◆ **Extracted data entries**:

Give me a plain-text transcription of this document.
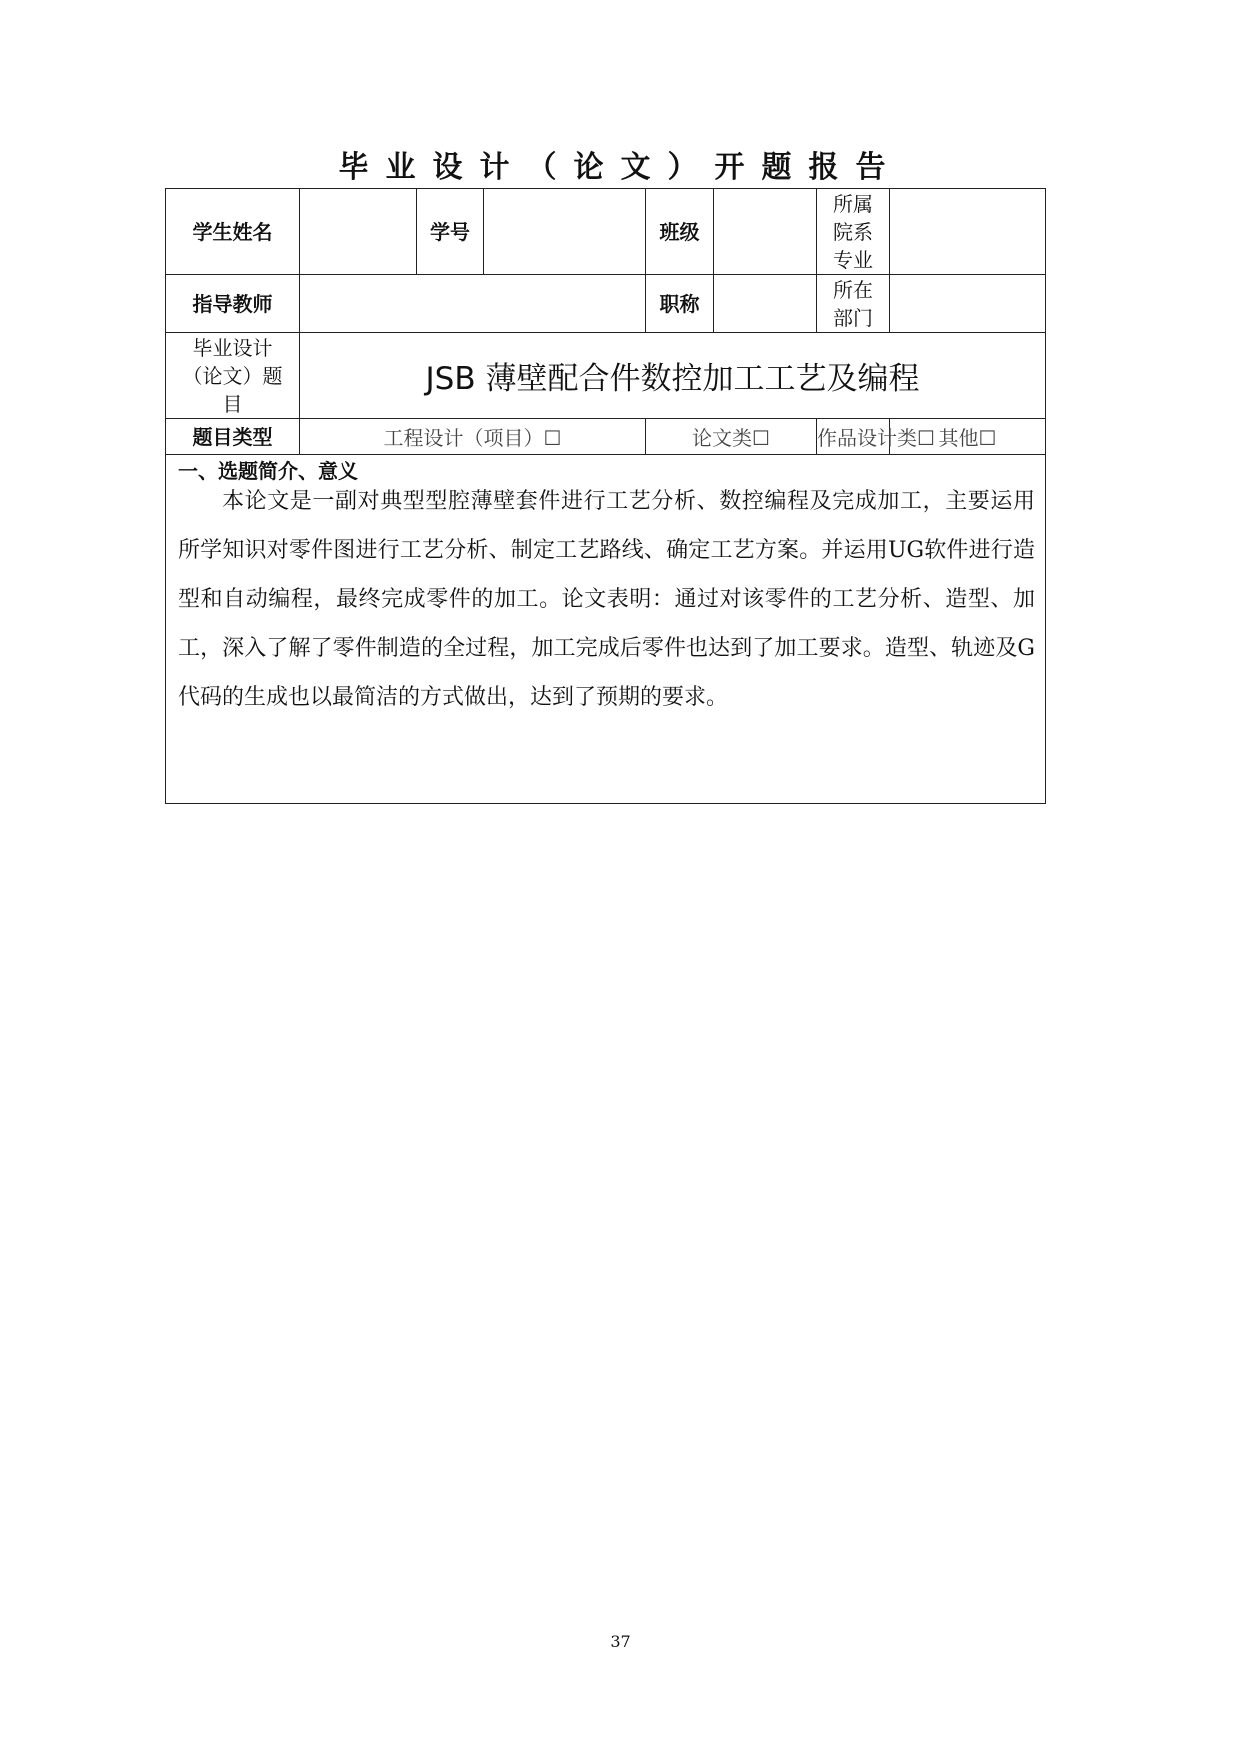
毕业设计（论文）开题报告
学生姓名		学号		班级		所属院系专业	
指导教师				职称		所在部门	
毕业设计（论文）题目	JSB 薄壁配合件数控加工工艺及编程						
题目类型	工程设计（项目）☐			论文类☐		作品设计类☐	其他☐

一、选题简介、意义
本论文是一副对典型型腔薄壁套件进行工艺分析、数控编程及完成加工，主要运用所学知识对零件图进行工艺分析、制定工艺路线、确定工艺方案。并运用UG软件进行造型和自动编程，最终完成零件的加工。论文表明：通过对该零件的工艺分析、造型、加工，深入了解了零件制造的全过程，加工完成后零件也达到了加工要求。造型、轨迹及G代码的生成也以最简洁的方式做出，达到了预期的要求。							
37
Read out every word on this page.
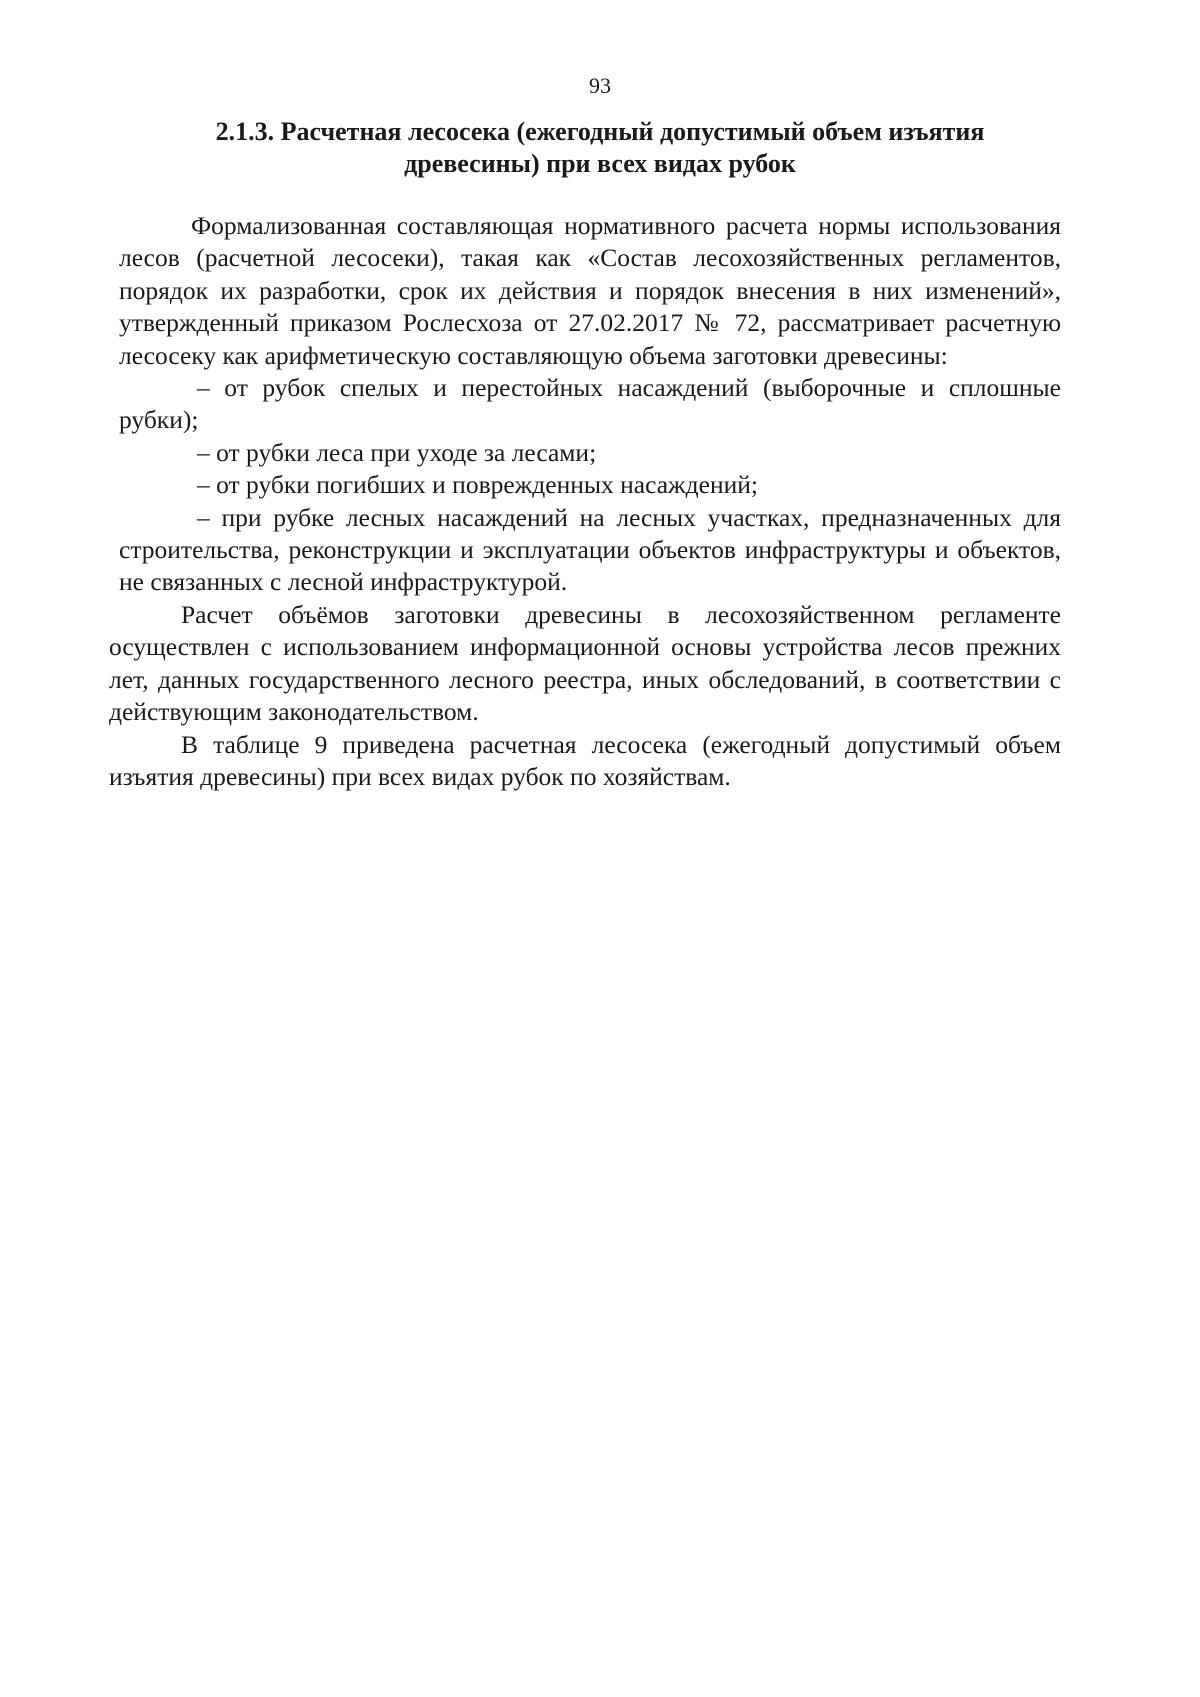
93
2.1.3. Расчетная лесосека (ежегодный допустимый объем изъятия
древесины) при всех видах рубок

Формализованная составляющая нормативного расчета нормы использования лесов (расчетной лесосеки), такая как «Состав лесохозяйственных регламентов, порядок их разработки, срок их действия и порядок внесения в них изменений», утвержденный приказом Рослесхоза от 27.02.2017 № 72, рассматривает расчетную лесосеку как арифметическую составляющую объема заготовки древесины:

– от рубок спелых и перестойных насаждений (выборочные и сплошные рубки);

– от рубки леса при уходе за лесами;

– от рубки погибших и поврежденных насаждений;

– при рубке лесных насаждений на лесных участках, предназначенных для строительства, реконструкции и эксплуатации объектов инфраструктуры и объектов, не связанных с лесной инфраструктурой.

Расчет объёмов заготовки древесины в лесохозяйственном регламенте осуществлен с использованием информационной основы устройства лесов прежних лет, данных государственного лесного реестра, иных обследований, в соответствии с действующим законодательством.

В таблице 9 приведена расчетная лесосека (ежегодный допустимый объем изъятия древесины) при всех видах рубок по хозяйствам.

◆ **Problem description**: Take every line from the records above that has the word "насаждений" and copy it.

◆ **Task answer**:
– от рубок спелых и перестойных насаждений (выборочные и сплошные рубки);
– от рубки погибших и поврежденных насаждений;
– при рубке лесных насаждений на лесных участках, предназначенных для строительства, реконструкции и эксплуатации объектов инфраструктуры и объектов, не связанных с лесной инфраструктурой.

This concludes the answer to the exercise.